Page excerpt:
* Start *

These customizable gels allow the controlled release of polar organic solvents, while conforming to vertical and ornate surfaces, with the ability to be removed by peeling, and applied multiple times. Previously, partially hydrolysed poly (vinyl acetate) (PVAc) crosslinked with borax was tested, while more recently the borax was substituted with benzene-1,4-diboronic acid (BDBA) that produces gels with no water. Residue studies using instrumentation with high levels of detection indicate no residues in most cases. The collaborative research was undertaken at the National Gallery of Art, Washington, and included gel cleaning of two frames: an aedicular frame at the NGA, and a 19th century frame from the National Museum of Art, Architecture and Design, Norway.

 

Stephanie Carlton, frame conservator, discussed the widespread earlier alteration of frames, reflecting changes in use, changes in fashion and/or previous damage: ‘Oh, what a life. An exploration of frame history, evolving tastes and uses, and conservation ethics, through the conservation treatment of a 17th century British Auricular frame in the National Portrait Gallery, London’.

* End *

Set of tasks:
**a.** In the frame conservation excerpt, where was the collaborative research on gel cleaning carried out?
**b.** Write the next part of the frame conservation excerpt, starting after its final sentence.

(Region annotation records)
* Start *

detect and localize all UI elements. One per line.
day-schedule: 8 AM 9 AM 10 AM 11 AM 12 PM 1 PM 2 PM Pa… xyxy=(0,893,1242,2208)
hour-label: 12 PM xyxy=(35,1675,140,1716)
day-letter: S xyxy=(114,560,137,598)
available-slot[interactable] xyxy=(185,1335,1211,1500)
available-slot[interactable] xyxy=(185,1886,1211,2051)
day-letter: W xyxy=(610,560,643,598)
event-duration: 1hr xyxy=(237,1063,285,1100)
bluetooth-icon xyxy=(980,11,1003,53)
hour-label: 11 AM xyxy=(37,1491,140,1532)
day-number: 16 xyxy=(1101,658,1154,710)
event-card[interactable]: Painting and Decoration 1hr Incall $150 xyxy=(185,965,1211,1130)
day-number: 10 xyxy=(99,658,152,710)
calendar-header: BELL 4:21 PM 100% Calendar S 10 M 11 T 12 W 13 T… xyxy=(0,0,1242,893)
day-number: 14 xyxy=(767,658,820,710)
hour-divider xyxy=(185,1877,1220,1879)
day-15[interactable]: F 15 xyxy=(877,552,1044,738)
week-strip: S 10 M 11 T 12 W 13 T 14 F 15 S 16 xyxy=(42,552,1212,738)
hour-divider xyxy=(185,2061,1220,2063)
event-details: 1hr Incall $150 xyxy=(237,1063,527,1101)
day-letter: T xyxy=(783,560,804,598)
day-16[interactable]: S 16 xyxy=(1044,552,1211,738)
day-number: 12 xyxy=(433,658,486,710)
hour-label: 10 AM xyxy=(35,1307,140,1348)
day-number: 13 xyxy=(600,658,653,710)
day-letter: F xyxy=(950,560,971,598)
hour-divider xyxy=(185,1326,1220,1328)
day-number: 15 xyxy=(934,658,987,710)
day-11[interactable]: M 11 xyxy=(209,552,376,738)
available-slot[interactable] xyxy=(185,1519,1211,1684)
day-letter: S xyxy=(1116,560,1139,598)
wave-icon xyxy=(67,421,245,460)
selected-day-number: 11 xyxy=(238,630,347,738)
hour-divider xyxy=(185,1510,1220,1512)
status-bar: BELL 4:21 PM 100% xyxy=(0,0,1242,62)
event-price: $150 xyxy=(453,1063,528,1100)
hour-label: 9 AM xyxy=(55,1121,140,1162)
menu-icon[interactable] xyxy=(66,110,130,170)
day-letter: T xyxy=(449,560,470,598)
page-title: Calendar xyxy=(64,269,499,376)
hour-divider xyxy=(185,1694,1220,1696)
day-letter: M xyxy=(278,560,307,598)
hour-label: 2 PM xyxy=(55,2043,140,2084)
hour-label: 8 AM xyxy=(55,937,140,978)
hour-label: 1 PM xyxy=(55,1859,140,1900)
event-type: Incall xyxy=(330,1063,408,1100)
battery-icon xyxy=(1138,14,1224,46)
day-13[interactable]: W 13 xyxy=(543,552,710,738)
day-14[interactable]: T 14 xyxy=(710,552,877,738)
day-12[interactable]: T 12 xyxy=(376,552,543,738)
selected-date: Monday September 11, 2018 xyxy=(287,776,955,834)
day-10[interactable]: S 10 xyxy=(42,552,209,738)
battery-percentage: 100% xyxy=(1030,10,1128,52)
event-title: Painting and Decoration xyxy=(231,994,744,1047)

* End *
* Start *

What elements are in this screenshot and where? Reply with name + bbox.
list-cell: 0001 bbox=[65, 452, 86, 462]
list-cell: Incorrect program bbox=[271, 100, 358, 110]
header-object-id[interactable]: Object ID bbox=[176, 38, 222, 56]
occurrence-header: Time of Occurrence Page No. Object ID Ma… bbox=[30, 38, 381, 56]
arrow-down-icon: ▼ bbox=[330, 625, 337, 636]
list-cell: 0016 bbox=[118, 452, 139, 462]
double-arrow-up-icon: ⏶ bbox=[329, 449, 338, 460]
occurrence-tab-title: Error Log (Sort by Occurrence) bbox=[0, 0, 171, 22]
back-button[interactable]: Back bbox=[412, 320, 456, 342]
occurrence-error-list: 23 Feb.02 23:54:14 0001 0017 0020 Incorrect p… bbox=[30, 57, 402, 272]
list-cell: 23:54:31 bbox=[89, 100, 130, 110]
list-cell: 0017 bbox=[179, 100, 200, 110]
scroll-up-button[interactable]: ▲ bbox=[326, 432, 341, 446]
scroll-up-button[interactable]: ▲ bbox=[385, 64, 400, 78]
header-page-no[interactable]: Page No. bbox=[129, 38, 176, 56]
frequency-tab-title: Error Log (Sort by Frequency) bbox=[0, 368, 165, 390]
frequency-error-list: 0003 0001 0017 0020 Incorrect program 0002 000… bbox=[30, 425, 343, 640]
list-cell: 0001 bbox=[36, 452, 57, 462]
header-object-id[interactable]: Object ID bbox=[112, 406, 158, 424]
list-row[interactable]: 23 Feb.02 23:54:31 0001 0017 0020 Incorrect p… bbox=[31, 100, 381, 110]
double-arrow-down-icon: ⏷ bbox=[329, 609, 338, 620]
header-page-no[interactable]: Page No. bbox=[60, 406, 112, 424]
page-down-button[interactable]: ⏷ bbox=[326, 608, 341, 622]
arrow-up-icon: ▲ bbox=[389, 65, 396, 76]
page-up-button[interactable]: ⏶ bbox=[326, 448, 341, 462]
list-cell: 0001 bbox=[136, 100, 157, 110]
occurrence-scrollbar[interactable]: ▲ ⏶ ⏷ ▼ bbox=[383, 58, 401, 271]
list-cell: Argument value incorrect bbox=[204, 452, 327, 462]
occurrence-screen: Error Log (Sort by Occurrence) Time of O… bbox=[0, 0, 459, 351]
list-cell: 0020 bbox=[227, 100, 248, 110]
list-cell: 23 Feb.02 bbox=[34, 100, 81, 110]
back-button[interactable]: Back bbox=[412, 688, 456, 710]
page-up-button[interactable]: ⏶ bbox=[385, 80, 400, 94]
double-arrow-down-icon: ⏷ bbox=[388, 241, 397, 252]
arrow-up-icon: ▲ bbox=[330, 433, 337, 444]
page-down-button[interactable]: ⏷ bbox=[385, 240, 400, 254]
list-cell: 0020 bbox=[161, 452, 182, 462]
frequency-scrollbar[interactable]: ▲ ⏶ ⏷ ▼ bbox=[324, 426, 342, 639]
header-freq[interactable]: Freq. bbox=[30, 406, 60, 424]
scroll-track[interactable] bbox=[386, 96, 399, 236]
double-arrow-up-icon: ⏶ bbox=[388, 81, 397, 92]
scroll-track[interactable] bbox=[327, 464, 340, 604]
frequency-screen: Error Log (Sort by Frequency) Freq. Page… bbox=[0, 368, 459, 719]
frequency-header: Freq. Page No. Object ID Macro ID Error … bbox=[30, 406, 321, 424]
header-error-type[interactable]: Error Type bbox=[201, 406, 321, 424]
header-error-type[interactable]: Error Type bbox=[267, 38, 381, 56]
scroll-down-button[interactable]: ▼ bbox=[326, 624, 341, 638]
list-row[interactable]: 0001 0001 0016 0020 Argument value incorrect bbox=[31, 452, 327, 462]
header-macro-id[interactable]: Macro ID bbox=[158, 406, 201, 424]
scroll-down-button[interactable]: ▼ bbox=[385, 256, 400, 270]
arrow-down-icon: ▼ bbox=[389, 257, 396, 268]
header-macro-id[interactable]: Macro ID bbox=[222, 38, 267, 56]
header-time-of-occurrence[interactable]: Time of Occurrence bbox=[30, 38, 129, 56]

* End *
* Start *

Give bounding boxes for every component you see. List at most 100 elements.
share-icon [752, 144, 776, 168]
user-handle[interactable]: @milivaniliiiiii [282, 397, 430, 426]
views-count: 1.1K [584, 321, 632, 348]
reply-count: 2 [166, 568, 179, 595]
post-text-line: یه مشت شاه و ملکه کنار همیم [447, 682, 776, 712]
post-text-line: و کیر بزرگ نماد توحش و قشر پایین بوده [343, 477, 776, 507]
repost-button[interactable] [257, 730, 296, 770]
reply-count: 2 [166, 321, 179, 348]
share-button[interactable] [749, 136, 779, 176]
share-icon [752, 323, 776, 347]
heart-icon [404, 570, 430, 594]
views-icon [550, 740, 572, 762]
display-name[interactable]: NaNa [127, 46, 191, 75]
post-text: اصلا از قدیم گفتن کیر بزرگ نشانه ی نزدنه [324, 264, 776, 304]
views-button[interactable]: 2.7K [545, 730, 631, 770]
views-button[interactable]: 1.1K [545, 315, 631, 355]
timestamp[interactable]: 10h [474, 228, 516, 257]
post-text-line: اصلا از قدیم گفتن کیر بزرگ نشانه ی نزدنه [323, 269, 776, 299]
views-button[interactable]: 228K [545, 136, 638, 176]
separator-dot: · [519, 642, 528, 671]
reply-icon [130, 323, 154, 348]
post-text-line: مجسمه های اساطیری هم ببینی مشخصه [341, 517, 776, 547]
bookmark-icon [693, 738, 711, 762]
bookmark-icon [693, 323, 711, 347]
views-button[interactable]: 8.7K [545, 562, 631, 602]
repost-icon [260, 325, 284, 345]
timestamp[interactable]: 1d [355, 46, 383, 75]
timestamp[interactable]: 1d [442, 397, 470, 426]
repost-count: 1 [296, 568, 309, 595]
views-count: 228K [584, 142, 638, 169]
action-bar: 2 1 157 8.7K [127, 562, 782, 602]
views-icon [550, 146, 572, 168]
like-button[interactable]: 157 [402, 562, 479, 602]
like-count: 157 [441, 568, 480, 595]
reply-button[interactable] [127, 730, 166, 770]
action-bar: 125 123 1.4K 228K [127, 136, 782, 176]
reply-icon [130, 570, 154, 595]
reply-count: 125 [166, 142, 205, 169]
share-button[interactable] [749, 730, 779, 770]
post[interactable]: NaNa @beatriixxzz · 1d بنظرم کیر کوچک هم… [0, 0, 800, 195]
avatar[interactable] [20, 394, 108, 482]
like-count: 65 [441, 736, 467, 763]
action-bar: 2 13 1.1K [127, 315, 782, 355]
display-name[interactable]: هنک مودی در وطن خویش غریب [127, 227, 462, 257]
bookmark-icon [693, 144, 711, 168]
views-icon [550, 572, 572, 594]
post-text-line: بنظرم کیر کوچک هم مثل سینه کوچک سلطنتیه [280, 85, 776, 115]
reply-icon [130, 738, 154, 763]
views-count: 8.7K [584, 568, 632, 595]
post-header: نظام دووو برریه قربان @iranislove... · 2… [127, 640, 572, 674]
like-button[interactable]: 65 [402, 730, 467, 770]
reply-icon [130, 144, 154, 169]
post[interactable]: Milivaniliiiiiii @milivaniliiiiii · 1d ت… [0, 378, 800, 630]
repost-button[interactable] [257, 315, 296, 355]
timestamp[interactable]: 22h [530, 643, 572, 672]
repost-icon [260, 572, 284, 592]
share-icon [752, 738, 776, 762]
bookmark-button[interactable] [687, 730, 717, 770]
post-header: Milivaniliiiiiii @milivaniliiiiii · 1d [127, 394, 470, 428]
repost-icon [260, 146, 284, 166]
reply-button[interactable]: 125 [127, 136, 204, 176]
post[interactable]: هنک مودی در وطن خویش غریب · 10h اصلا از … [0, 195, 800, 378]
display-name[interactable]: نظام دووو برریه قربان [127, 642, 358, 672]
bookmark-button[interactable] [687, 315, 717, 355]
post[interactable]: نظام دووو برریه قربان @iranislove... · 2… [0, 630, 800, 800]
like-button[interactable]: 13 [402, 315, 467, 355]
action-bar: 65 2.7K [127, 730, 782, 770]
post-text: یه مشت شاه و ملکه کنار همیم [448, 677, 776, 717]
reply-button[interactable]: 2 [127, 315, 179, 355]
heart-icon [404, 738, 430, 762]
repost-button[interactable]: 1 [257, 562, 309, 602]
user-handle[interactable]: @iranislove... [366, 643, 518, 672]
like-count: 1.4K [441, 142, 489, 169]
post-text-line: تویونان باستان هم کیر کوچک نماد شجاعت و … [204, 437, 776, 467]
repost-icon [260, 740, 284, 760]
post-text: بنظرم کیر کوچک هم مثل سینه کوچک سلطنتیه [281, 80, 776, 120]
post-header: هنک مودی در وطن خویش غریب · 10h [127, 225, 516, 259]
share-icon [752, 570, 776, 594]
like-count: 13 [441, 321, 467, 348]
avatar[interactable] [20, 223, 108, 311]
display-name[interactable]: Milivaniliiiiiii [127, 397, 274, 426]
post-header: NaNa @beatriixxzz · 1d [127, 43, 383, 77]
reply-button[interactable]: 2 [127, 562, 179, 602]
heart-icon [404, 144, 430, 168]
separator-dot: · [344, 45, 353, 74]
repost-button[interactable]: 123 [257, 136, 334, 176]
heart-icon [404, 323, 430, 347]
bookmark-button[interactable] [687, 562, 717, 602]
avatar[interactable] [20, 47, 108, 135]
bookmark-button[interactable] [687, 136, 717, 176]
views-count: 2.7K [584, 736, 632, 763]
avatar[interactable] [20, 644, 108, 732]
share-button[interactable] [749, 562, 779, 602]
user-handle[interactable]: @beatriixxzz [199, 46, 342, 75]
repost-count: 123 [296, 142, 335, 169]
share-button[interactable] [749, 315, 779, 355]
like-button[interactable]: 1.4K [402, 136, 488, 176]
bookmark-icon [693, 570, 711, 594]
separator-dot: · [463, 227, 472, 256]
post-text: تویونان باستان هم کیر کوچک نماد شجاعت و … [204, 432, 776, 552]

* End *

Task-by-task results:
**a.** At the National Gallery of Art, Washington.

**b.**
Frame in the Royal Collection: the blue outline defines the original Venetian panel frame, massively aggrandized with added hollow and top mouldings to more than 3 times the initial width of the rail, and with huge projecting rocaille corners

Typical alterations were documented during conservation treatment of several frames, including an 18th century carved and gilt oval frame with original white gesso finish to the bunched leaf ornament.

Stephanie described ‘a catastrophically delaminating gilded surface’, with at least four overlayers, causing many in the audience to shudder, and to admire her calm manner in the face of such a treatment.

These case studies serve to illuminate ethical considerations regarding the adaptation of historic frames and the appropriateness of making structural changes to frames as historic objects.

 

Robert Zilli continued this theme in his presentation: ‘Framing Tragedy: frame conservation and tradition in the treatment of George Romney’s Mrs Yates as the Tragic Muse’. He described the  radical restoration necessary for the 18th century British Rococo frame of Romney’s 1771 portrait, a work which measures nearly three metres high, and is in the collection of the Queensland Art Gallery.

George Romney (1734-1802), Mrs Yates as the Tragic Muse Melpomene, 1771, o/c, 238 x 151.5 cm., before & after restoration of painting and frame, Queensland Art Gallery (QAGOMA)

There were numerous old poor-quality repairs as well as surface delamination related to the previous re-gessoing and regilding of the surface on multiple occasions.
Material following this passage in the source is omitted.